TASK
Omit all pictures, then retype the data exactly as given.

====== AVAILABLE RECORDS

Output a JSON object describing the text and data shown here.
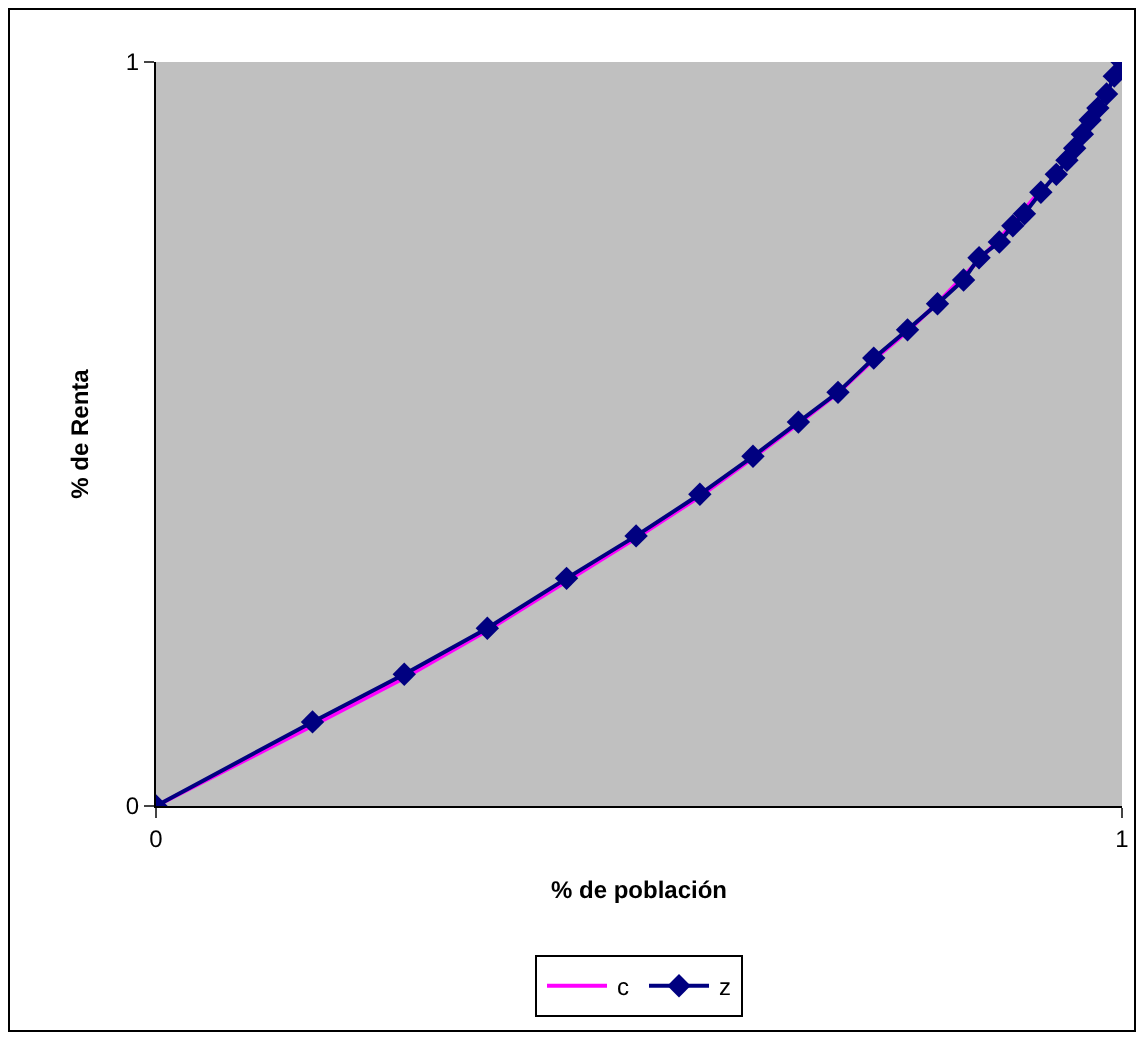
{
  "chart_data": {
    "type": "line",
    "xlabel": "% de población",
    "ylabel": "% de Renta",
    "xlim": [
      0,
      1
    ],
    "ylim": [
      0,
      1
    ],
    "xticks": [
      0,
      1
    ],
    "yticks": [
      0,
      1
    ],
    "legend": "bottom",
    "series": [
      {
        "name": "c",
        "color": "#ff00ff",
        "marker": "none",
        "x": [
          0,
          0.162,
          0.257,
          0.343,
          0.425,
          0.497,
          0.563,
          0.618,
          0.665,
          0.706,
          0.743,
          0.778,
          0.809,
          0.836,
          0.873,
          0.916
        ],
        "values": [
          0,
          0.108,
          0.172,
          0.236,
          0.302,
          0.36,
          0.416,
          0.468,
          0.514,
          0.555,
          0.6,
          0.638,
          0.676,
          null,
          0.762,
          0.828
        ]
      },
      {
        "name": "z",
        "color": "#000080",
        "marker": "diamond",
        "x": [
          0,
          0.162,
          0.257,
          0.343,
          0.425,
          0.497,
          0.563,
          0.618,
          0.665,
          0.706,
          0.743,
          0.778,
          0.809,
          0.836,
          0.852,
          0.873,
          0.887,
          0.899,
          0.916,
          0.932,
          0.943,
          0.951,
          0.959,
          0.967,
          0.975,
          0.984,
          0.992,
          1
        ],
        "values": [
          0,
          0.113,
          0.177,
          0.239,
          0.306,
          0.363,
          0.419,
          0.47,
          0.516,
          0.556,
          0.602,
          0.64,
          0.675,
          0.707,
          0.737,
          0.758,
          0.78,
          0.796,
          0.825,
          0.849,
          0.868,
          0.884,
          0.903,
          0.922,
          0.938,
          0.957,
          0.981,
          1
        ]
      }
    ]
  }
}
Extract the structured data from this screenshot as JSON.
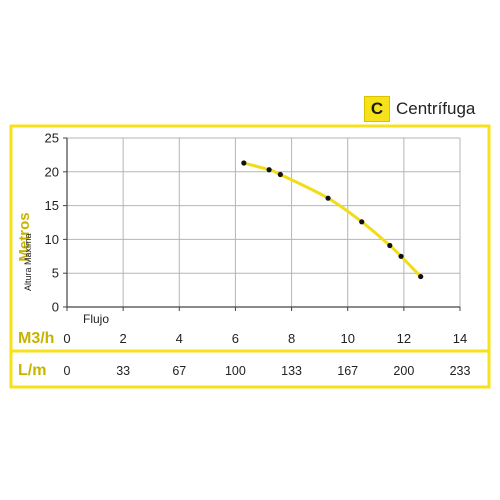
{
  "header": {
    "letter": "C",
    "title": "Centrífuga"
  },
  "colors": {
    "accent": "#f7e11a",
    "label": "#c8b400",
    "grid": "#b5b5b5",
    "curve": "#f2dc17",
    "point": "#111111"
  },
  "chart_data": {
    "type": "line",
    "title": "",
    "xlabel": "Flujo",
    "ylabel": "Metros",
    "ylabel_sub": "Altura Maxima",
    "xlim": [
      0,
      14
    ],
    "ylim": [
      0,
      25
    ],
    "grid": true,
    "x_unit_primary": "M3/h",
    "x_unit_secondary": "L/m",
    "x_ticks": [
      "0",
      "2",
      "4",
      "6",
      "8",
      "10",
      "12",
      "14"
    ],
    "x_ticks_lm": [
      "0",
      "33",
      "67",
      "100",
      "133",
      "167",
      "200",
      "233"
    ],
    "y_ticks": [
      "0",
      "5",
      "10",
      "15",
      "20",
      "25"
    ],
    "series": [
      {
        "points": [
          {
            "x": 6.3,
            "y": 21.3
          },
          {
            "x": 7.2,
            "y": 20.3
          },
          {
            "x": 7.6,
            "y": 19.6
          },
          {
            "x": 9.3,
            "y": 16.1
          },
          {
            "x": 10.5,
            "y": 12.6
          },
          {
            "x": 11.5,
            "y": 9.1
          },
          {
            "x": 11.9,
            "y": 7.5
          },
          {
            "x": 12.6,
            "y": 4.5
          }
        ]
      }
    ]
  }
}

============

FINISHED TASK
Output a JSON object describing the text and data shown here.
{
  "chart_data": {
    "type": "line",
    "xlabel": "% de población",
    "ylabel": "% de Renta",
    "xlim": [
      0,
      1
    ],
    "ylim": [
      0,
      1
    ],
    "xticks": [
      0,
      1
    ],
    "yticks": [
      0,
      1
    ],
    "legend": "bottom",
    "series": [
      {
        "name": "c",
        "color": "#ff00ff",
        "marker": "none",
        "x": [
          0,
          0.162,
          0.257,
          0.343,
          0.425,
          0.497,
          0.563,
          0.618,
          0.665,
          0.706,
          0.743,
          0.778,
          0.809,
          0.836,
          0.873,
          0.916
        ],
        "values": [
          0,
          0.108,
          0.172,
          0.236,
          0.302,
          0.36,
          0.416,
          0.468,
          0.514,
          0.555,
          0.6,
          0.638,
          0.676,
          null,
          0.762,
          0.828
        ]
      },
      {
        "name": "z",
        "color": "#000080",
        "marker": "diamond",
        "x": [
          0,
          0.162,
          0.257,
          0.343,
          0.425,
          0.497,
          0.563,
          0.618,
          0.665,
          0.706,
          0.743,
          0.778,
          0.809,
          0.836,
          0.852,
          0.873,
          0.887,
          0.899,
          0.916,
          0.932,
          0.943,
          0.951,
          0.959,
          0.967,
          0.975,
          0.984,
          0.992,
          1
        ],
        "values": [
          0,
          0.113,
          0.177,
          0.239,
          0.306,
          0.363,
          0.419,
          0.47,
          0.516,
          0.556,
          0.602,
          0.64,
          0.675,
          0.707,
          0.737,
          0.758,
          0.78,
          0.796,
          0.825,
          0.849,
          0.868,
          0.884,
          0.903,
          0.922,
          0.938,
          0.957,
          0.981,
          1
        ]
      }
    ]
  }
}
Extract the structured data from this screenshot as JSON.
{
  "header": {
    "letter": "C",
    "title": "Centrífuga"
  },
  "colors": {
    "accent": "#f7e11a",
    "label": "#c8b400",
    "grid": "#b5b5b5",
    "curve": "#f2dc17",
    "point": "#111111"
  },
  "chart_data": {
    "type": "line",
    "title": "",
    "xlabel": "Flujo",
    "ylabel": "Metros",
    "ylabel_sub": "Altura Maxima",
    "xlim": [
      0,
      14
    ],
    "ylim": [
      0,
      25
    ],
    "grid": true,
    "x_unit_primary": "M3/h",
    "x_unit_secondary": "L/m",
    "x_ticks": [
      "0",
      "2",
      "4",
      "6",
      "8",
      "10",
      "12",
      "14"
    ],
    "x_ticks_lm": [
      "0",
      "33",
      "67",
      "100",
      "133",
      "167",
      "200",
      "233"
    ],
    "y_ticks": [
      "0",
      "5",
      "10",
      "15",
      "20",
      "25"
    ],
    "series": [
      {
        "points": [
          {
            "x": 6.3,
            "y": 21.3
          },
          {
            "x": 7.2,
            "y": 20.3
          },
          {
            "x": 7.6,
            "y": 19.6
          },
          {
            "x": 9.3,
            "y": 16.1
          },
          {
            "x": 10.5,
            "y": 12.6
          },
          {
            "x": 11.5,
            "y": 9.1
          },
          {
            "x": 11.9,
            "y": 7.5
          },
          {
            "x": 12.6,
            "y": 4.5
          }
        ]
      }
    ]
  }
}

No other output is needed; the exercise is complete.